» Challenge: Copy the lines of the records, starting at the first line and ending at the line that contains "localize each UI", with both of those lines included. Omit the pictures.

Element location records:
((

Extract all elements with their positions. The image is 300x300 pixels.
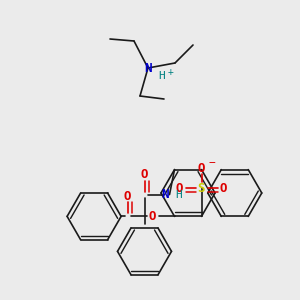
Text: O: O: [149, 210, 156, 223]
Text: O: O: [220, 182, 227, 195]
Text: H: H: [159, 71, 165, 81]
Text: S: S: [198, 182, 205, 195]
Text: H: H: [175, 190, 182, 200]
Text: O: O: [141, 168, 148, 181]
Text: O: O: [124, 190, 131, 203]
Text: N: N: [144, 61, 152, 74]
Text: O: O: [198, 162, 205, 175]
Text: O: O: [176, 182, 183, 195]
Text: +: +: [168, 67, 174, 77]
Text: N: N: [162, 188, 169, 201]
Text: −: −: [208, 158, 215, 168]
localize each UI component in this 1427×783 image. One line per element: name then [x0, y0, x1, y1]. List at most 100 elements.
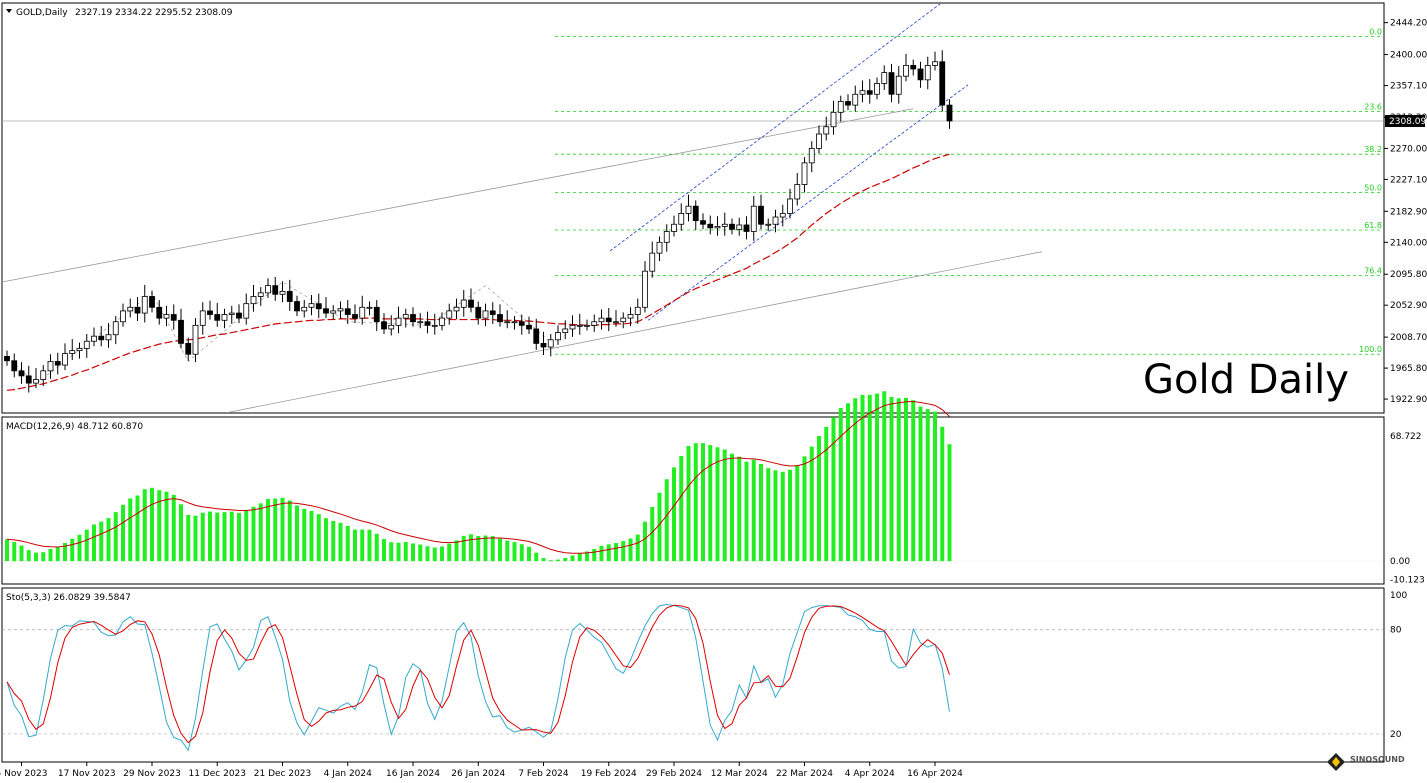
candle-body	[808, 148, 815, 164]
candle-body	[627, 314, 634, 319]
price-tick-label: 2270.00	[1390, 144, 1427, 154]
candle-body	[323, 308, 329, 314]
macd-bar	[628, 538, 633, 562]
candle-body	[482, 310, 489, 319]
macd-bar	[534, 552, 539, 562]
candle-body	[366, 306, 373, 309]
macd-bar	[664, 479, 669, 562]
macd-bar	[266, 499, 270, 562]
candle-body	[874, 83, 880, 95]
macd-bar	[229, 511, 234, 562]
macd-bar	[273, 498, 278, 562]
price-tick-label: 2140.00	[1390, 238, 1427, 248]
time-tick-label: 16 Apr 2024	[907, 769, 963, 779]
candle-body	[120, 310, 126, 323]
price-axis: 2444.202400.002357.102313.302270.002227.…	[1384, 19, 1427, 405]
time-tick-label: 26 Jan 2024	[451, 769, 505, 779]
candle-body	[547, 339, 554, 348]
candle-body	[294, 301, 300, 312]
macd-bar	[715, 447, 720, 562]
time-tick-label: 11 Dec 2023	[189, 769, 247, 779]
macd-bar	[447, 543, 452, 562]
candle-body	[881, 72, 888, 84]
candle-body	[888, 72, 895, 95]
macd-bar	[411, 543, 415, 562]
macd-bar	[12, 542, 17, 562]
chart-menu-triangle-icon[interactable]	[6, 9, 12, 13]
time-tick-label: 17 Nov 2023	[58, 769, 116, 779]
candle-body	[243, 303, 250, 319]
time-tick-label: 29 Feb 2024	[646, 769, 702, 779]
candle-body	[279, 291, 286, 295]
upper-trend-line	[1, 108, 914, 283]
macd-bar	[860, 394, 865, 562]
candle-body	[47, 361, 54, 372]
time-tick-label: 7 Feb 2024	[518, 769, 569, 779]
candle-body	[707, 223, 714, 229]
macd-bar	[48, 549, 53, 562]
stochastic-indicator: 100 80 20	[2, 591, 1407, 752]
sto-tick-label: 20	[1390, 730, 1402, 740]
candle-body	[352, 314, 358, 319]
sto-tick-label: 80	[1390, 626, 1402, 636]
candle-body	[620, 317, 627, 323]
candle-body	[750, 205, 757, 232]
macd-bar	[302, 508, 307, 562]
macd-bar	[853, 398, 858, 562]
macd-bar	[875, 393, 879, 562]
candle-body	[685, 205, 692, 214]
candle-body	[772, 216, 779, 225]
macd-bar	[360, 529, 365, 562]
macd-bar	[179, 504, 183, 562]
macd-bar	[693, 443, 698, 562]
candles	[4, 50, 953, 393]
macd-bar	[469, 534, 473, 562]
candle-body	[91, 335, 97, 342]
brand-logo: SINOSOUND	[1327, 753, 1405, 771]
macd-bar	[476, 536, 481, 562]
candle-body	[54, 361, 61, 366]
macd-bar	[585, 551, 589, 562]
macd-bar	[817, 435, 821, 562]
time-tick-label: 4 Apr 2024	[845, 769, 895, 779]
candle-body	[700, 220, 706, 225]
candle-body	[446, 310, 453, 319]
current-price-tag	[1385, 114, 1425, 127]
candle-body	[852, 93, 859, 106]
candle-body	[105, 334, 112, 341]
candle-body	[11, 360, 18, 372]
candle-body	[932, 61, 938, 66]
macd-bar	[577, 553, 582, 562]
candle-body	[663, 231, 670, 243]
candle-body	[692, 205, 699, 222]
candle-body	[453, 306, 460, 312]
time-tick-label: 4 Jan 2024	[324, 769, 372, 779]
candle-body	[381, 321, 387, 330]
macd-bar	[643, 521, 647, 562]
channel-upper-line	[609, 3, 941, 252]
candle-body	[388, 324, 395, 330]
macd-bar	[933, 411, 937, 562]
macd-bar	[896, 398, 901, 562]
macd-bar	[367, 529, 372, 562]
candle-body	[431, 324, 438, 327]
price-tick-label: 2052.90	[1390, 301, 1427, 311]
macd-bar	[795, 465, 800, 562]
candle-body	[671, 223, 677, 232]
macd-bar	[295, 505, 299, 562]
candle-body	[236, 312, 242, 319]
macd-bar	[599, 545, 604, 562]
price-tick-label: 2008.70	[1390, 333, 1427, 343]
macd-bar	[708, 445, 713, 562]
time-tick-label: 21 Dec 2023	[254, 769, 312, 779]
candle-body	[257, 292, 264, 297]
candle-body	[845, 101, 851, 106]
candle-body	[903, 64, 909, 77]
candle-body	[98, 335, 105, 341]
candle-body	[895, 75, 902, 95]
macd-bar	[418, 544, 423, 562]
macd-bar	[324, 518, 328, 562]
price-tick-label: 2182.90	[1390, 207, 1427, 217]
candle-body	[127, 306, 134, 312]
candle-body	[816, 133, 822, 149]
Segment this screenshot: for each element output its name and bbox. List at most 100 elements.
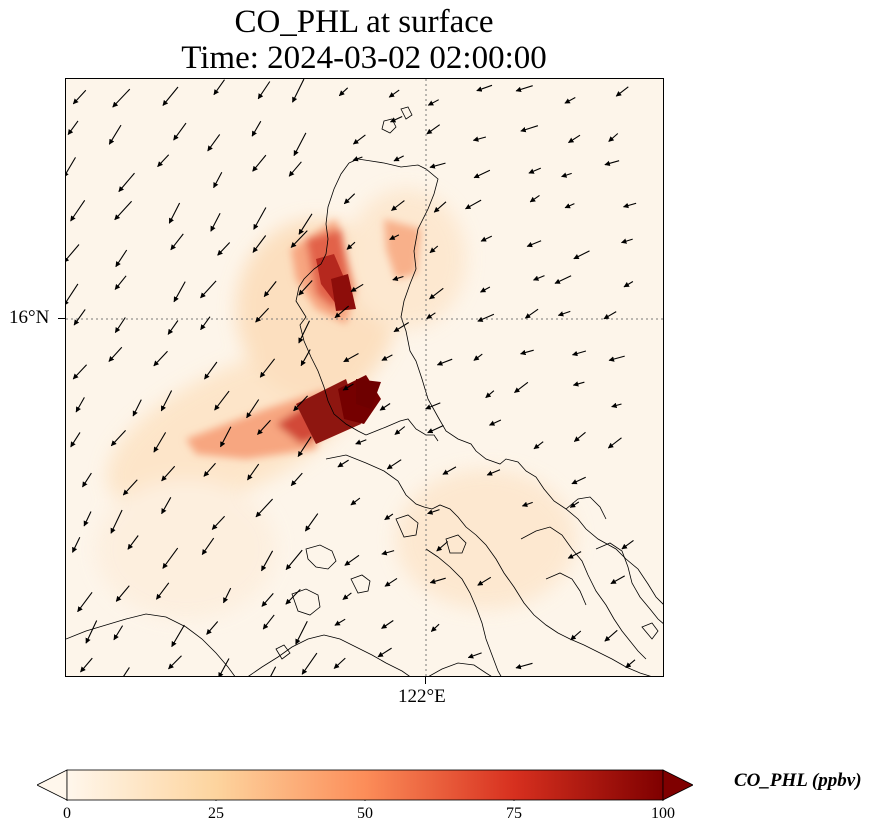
longitude-label: 122°E (398, 686, 446, 707)
wind-arrow-icon (293, 132, 307, 157)
wind-arrow-icon (524, 308, 539, 319)
wind-arrow-icon (252, 154, 267, 172)
wind-arrow-icon (554, 275, 572, 284)
wind-arrow-icon (162, 86, 179, 106)
wind-arrow-icon (118, 172, 135, 193)
wind-arrow-icon (261, 550, 274, 572)
wind-arrow-icon (157, 154, 170, 168)
map-time-title: Time: 2024-03-02 02:00:00 (181, 40, 547, 76)
wind-arrow-icon (168, 655, 182, 670)
latitude-label: 16°N (9, 307, 50, 328)
wind-arrow-icon (66, 157, 76, 178)
co-concentration-field (96, 189, 576, 619)
wind-arrow-icon (342, 592, 352, 600)
wind-arrow-icon (114, 317, 126, 334)
wind-arrow-icon (122, 479, 138, 496)
wind-arrow-icon (429, 162, 446, 169)
wind-arrow-icon (262, 614, 275, 630)
wind-arrow-icon (377, 647, 392, 658)
wind-arrow-icon (557, 310, 571, 317)
wind-arrow-icon (346, 241, 356, 250)
wind-arrow-icon (604, 629, 618, 642)
wind-arrow-icon (477, 576, 492, 586)
wind-arrow-icon (214, 390, 230, 411)
coastlines (66, 106, 663, 676)
wind-arrow-icon (561, 172, 572, 178)
wind-arrow-icon (217, 242, 231, 256)
wind-arrow-icon (66, 283, 79, 306)
wind-arrow-icon (568, 134, 581, 144)
wind-arrow-icon (611, 402, 622, 409)
wind-arrow-icon (436, 541, 449, 552)
wind-arrow-icon (161, 497, 172, 515)
wind-arrow-icon (514, 381, 529, 394)
wind-arrow-icon (465, 199, 482, 210)
wind-arrow-icon (621, 539, 634, 550)
wind-arrow-icon (572, 381, 585, 387)
wind-arrow-icon (571, 350, 587, 357)
wind-arrow-icon (533, 441, 544, 450)
wind-arrow-icon (526, 240, 542, 248)
wind-vector-layer (66, 79, 637, 676)
wind-arrow-icon (480, 235, 493, 242)
wind-arrow-icon (394, 426, 406, 435)
wind-arrow-icon (350, 497, 361, 506)
wind-arrow-icon (381, 354, 393, 361)
wind-arrow-icon (123, 667, 130, 676)
colorbar-tick-75: 75 (506, 805, 522, 822)
wind-arrow-icon (290, 472, 303, 487)
wind-arrow-icon (211, 515, 226, 530)
wind-arrow-icon (252, 235, 267, 253)
wind-arrow-icon (213, 79, 225, 96)
wind-arrow-icon (251, 120, 262, 137)
wind-arrow-icon (429, 287, 444, 300)
wind-arrow-icon (567, 551, 582, 559)
wind-arrow-icon (520, 125, 539, 133)
wind-arrow-icon (521, 501, 533, 507)
wind-arrow-icon (391, 200, 405, 211)
wind-arrow-icon (477, 313, 495, 322)
colorbar (37, 769, 693, 801)
wind-arrow-icon (528, 167, 542, 174)
wind-arrow-icon (257, 81, 271, 100)
wind-arrow-icon (292, 79, 305, 103)
wind-arrow-icon (77, 591, 93, 613)
wind-arrow-icon (253, 207, 267, 230)
wind-arrow-icon (223, 587, 232, 604)
colorbar-extend-high (662, 769, 693, 801)
wind-arrow-icon (429, 245, 439, 254)
wind-arrow-icon (82, 472, 92, 488)
wind-arrow-icon (390, 116, 403, 123)
wind-arrow-icon (200, 316, 211, 331)
wind-arrow-icon (85, 620, 98, 644)
wind-arrow-icon (155, 582, 170, 600)
wind-arrow-icon (255, 498, 274, 518)
wind-arrow-icon (301, 652, 318, 675)
wind-arrow-icon (288, 161, 302, 177)
wind-arrow-icon (200, 280, 217, 299)
wind-arrow-icon (607, 437, 622, 449)
wind-arrow-icon (388, 89, 400, 98)
map-canvas (66, 79, 663, 676)
wind-arrow-icon (379, 403, 391, 411)
wind-arrow-icon (66, 244, 80, 263)
wind-arrow-icon (615, 86, 629, 97)
wind-arrow-icon (520, 349, 534, 356)
wind-arrow-icon (343, 353, 359, 363)
wind-arrow-icon (564, 97, 576, 104)
colorbar-tick-100: 100 (651, 805, 675, 822)
wind-arrow-icon (218, 658, 230, 676)
wind-arrow-icon (70, 199, 86, 222)
wind-arrow-icon (426, 312, 436, 320)
wind-arrow-icon (433, 201, 447, 213)
wind-arrow-icon (488, 419, 502, 426)
wind-arrow-icon (622, 202, 637, 209)
wind-arrow-icon (334, 618, 346, 626)
wind-arrow-icon (473, 169, 491, 179)
wind-arrow-icon (255, 307, 270, 323)
wind-arrow-icon (350, 283, 364, 293)
wind-arrow-icon (427, 424, 444, 434)
wind-arrow-icon (67, 120, 79, 136)
wind-arrow-icon (337, 459, 349, 468)
wind-arrow-icon (564, 203, 575, 209)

))

» Response to the exercise:
Extract all elements with their positions. The image is 300x300 pixels.
Text: O: O: [149, 210, 156, 223]
Text: O: O: [220, 182, 227, 195]
Text: H: H: [159, 71, 165, 81]
Text: S: S: [198, 182, 205, 195]
Text: H: H: [175, 190, 182, 200]
Text: O: O: [141, 168, 148, 181]
Text: O: O: [124, 190, 131, 203]
Text: N: N: [144, 61, 152, 74]
Text: O: O: [198, 162, 205, 175]
Text: O: O: [176, 182, 183, 195]
Text: +: +: [168, 67, 174, 77]
Text: N: N: [162, 188, 169, 201]
Text: −: −: [208, 158, 215, 168]
localize each UI component in this 1427×783 image. One line per element: name then [x0, y0, x1, y1]. List at most 100 elements.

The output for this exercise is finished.